#### [DO THIS]
For each line that holds "name", copy the line out.

╔══

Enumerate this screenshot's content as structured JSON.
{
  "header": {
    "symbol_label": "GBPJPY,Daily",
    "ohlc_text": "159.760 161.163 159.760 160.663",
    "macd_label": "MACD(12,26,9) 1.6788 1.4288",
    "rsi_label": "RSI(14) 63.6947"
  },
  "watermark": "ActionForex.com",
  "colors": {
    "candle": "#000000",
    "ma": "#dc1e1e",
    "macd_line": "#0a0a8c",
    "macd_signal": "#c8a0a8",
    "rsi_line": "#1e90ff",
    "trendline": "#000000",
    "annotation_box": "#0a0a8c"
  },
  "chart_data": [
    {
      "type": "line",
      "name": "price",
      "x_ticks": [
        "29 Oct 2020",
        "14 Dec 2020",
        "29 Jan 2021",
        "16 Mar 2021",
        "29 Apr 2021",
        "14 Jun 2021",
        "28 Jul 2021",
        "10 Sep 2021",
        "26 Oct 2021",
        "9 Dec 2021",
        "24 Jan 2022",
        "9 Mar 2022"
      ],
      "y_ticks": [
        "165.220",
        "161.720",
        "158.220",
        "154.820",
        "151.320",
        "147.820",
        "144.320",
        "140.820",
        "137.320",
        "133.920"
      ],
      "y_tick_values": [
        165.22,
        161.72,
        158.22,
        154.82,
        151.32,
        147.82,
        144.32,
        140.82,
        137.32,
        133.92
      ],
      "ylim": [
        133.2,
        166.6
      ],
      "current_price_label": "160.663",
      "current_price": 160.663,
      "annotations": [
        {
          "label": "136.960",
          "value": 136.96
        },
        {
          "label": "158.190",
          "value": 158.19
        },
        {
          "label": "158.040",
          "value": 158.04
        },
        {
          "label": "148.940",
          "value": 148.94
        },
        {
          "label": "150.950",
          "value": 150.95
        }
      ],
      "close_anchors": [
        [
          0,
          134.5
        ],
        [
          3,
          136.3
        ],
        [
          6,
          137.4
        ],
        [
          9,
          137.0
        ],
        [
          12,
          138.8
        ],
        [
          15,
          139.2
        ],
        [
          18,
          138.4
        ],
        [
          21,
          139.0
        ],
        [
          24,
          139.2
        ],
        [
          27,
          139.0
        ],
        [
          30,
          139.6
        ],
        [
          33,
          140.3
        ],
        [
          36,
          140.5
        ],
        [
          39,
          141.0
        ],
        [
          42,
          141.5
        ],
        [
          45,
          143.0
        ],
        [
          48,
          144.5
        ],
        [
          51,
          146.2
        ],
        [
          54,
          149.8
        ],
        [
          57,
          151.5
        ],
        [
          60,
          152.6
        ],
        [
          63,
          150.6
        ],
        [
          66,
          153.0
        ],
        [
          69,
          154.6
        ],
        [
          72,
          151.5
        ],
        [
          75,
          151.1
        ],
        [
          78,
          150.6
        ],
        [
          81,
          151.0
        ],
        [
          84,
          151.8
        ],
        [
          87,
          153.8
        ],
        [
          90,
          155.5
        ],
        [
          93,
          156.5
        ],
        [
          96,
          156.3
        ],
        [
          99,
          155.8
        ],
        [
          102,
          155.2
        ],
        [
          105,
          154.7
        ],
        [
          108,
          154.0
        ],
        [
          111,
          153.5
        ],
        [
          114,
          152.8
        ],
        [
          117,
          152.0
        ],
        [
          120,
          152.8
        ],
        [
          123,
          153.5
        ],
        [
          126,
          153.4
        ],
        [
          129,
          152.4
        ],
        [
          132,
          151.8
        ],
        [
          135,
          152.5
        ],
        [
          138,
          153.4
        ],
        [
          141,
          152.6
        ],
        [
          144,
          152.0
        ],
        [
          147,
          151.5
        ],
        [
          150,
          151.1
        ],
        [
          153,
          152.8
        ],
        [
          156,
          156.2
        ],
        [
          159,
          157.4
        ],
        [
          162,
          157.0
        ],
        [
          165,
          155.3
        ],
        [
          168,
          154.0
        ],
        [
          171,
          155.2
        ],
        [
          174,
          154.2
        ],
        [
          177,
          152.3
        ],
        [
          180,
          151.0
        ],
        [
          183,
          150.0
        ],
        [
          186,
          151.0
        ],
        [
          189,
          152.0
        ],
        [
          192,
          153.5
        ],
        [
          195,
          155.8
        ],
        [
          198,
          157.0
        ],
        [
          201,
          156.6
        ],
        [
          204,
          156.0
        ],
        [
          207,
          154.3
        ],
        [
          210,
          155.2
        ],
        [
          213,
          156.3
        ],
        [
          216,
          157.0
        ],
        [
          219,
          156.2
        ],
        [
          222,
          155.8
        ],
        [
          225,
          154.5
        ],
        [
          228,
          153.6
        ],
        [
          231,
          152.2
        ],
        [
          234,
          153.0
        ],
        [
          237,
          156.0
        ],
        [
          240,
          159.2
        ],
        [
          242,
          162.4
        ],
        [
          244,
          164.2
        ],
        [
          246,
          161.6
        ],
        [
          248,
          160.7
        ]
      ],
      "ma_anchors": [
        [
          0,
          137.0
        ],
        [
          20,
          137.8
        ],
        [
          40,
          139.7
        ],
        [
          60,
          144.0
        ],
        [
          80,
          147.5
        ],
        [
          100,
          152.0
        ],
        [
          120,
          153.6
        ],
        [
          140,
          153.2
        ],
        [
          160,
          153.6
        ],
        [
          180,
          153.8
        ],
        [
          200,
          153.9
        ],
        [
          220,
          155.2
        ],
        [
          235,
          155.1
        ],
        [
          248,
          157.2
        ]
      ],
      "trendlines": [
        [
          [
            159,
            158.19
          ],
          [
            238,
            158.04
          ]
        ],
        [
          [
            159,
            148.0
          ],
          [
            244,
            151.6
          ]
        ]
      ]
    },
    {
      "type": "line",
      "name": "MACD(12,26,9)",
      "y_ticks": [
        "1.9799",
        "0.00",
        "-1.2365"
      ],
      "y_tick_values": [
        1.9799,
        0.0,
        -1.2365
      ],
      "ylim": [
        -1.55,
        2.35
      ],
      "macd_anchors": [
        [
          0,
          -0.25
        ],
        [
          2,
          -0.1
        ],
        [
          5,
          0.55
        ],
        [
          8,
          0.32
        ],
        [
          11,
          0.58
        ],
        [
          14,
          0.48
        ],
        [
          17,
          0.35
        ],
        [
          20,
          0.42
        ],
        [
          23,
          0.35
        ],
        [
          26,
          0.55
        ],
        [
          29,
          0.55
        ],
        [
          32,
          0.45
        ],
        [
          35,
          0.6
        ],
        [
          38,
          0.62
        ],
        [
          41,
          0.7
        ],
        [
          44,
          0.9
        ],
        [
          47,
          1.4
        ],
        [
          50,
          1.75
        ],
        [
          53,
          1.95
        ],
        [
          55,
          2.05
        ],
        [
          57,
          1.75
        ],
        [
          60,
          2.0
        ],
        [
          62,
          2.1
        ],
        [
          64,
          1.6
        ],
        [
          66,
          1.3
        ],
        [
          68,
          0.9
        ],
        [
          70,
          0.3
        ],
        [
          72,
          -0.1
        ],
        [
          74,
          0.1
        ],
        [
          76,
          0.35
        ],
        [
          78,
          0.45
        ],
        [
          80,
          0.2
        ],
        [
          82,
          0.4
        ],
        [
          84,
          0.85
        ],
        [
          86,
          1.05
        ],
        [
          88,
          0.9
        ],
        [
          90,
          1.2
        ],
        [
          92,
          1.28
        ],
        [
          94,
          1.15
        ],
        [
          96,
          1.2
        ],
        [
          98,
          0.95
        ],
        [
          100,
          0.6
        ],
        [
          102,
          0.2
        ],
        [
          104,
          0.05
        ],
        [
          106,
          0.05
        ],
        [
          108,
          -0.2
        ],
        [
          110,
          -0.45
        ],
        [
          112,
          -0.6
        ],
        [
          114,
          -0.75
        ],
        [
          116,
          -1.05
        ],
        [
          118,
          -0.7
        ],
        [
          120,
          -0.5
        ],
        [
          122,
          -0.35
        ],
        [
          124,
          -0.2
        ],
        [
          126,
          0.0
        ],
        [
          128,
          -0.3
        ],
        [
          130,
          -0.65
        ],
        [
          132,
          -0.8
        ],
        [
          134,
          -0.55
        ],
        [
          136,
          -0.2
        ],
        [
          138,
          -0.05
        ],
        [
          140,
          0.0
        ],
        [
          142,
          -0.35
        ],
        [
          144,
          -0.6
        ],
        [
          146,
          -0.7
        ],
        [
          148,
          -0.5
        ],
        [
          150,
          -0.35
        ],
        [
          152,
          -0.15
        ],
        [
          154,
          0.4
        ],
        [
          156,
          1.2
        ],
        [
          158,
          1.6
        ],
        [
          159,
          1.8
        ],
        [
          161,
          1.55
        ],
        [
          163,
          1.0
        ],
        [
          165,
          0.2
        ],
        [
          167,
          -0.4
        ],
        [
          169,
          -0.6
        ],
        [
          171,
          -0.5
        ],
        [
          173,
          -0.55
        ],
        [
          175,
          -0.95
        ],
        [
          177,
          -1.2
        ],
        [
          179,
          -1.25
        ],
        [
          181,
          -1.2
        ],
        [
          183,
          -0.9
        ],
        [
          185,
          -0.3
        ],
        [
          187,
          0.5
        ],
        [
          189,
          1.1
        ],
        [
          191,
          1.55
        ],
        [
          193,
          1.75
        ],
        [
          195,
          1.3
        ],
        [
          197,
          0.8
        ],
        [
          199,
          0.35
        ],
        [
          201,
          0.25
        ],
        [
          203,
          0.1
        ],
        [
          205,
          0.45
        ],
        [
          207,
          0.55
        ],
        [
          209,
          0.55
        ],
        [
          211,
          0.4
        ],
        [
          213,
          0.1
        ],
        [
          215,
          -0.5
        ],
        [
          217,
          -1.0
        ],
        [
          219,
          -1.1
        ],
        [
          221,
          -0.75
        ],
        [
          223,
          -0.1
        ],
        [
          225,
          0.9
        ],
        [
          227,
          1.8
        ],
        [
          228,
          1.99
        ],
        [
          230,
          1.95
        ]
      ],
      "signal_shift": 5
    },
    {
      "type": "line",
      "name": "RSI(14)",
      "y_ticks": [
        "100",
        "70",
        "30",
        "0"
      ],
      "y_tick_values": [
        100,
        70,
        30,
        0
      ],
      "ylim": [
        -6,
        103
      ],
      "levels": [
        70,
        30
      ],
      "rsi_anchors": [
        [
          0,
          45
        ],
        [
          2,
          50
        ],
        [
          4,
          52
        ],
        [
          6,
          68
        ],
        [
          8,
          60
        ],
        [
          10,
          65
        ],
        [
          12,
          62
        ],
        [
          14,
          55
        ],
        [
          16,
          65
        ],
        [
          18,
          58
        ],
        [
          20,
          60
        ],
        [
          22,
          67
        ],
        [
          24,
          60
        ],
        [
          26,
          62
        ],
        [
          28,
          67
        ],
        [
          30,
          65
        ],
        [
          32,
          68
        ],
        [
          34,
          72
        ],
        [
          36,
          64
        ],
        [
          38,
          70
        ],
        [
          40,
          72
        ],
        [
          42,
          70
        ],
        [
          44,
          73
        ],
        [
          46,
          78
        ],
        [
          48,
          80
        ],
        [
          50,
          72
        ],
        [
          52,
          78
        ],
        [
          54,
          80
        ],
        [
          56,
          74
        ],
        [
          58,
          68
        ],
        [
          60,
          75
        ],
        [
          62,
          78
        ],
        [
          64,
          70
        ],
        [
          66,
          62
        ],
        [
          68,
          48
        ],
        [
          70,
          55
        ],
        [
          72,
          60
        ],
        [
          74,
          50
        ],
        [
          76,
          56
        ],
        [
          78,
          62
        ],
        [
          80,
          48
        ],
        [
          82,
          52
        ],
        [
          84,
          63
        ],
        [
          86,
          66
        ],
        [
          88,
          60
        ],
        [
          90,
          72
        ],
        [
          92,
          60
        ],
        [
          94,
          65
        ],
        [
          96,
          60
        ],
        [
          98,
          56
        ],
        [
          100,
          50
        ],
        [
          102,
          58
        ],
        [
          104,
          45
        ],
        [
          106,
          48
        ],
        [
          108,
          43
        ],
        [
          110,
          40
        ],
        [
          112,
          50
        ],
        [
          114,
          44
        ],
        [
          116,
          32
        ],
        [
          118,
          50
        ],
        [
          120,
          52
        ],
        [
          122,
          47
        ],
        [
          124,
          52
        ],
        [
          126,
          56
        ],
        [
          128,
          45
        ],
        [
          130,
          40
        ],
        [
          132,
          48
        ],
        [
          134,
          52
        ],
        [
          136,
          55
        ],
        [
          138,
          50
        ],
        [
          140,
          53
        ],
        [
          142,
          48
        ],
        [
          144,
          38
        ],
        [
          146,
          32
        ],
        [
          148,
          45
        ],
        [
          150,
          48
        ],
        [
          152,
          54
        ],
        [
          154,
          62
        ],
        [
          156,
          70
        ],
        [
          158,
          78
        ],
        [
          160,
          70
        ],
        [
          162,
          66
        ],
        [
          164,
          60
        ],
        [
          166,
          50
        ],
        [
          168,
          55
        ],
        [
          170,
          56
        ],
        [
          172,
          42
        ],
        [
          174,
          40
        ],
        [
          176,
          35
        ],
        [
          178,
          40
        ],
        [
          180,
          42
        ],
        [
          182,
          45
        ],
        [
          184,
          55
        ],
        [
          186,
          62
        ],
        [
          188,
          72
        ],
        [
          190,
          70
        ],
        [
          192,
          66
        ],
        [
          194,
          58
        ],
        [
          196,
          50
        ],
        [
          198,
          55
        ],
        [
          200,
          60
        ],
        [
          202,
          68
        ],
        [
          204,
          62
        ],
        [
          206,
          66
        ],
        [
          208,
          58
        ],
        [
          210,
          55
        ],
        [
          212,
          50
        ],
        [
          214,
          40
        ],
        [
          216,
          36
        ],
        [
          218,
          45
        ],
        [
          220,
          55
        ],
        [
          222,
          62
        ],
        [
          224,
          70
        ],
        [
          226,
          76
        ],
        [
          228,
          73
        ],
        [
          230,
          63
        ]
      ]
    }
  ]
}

╚══

#### [CORRECT RESPONSE]
      "name": "price",
      "name": "MACD(12,26,9)",
      "name": "RSI(14)",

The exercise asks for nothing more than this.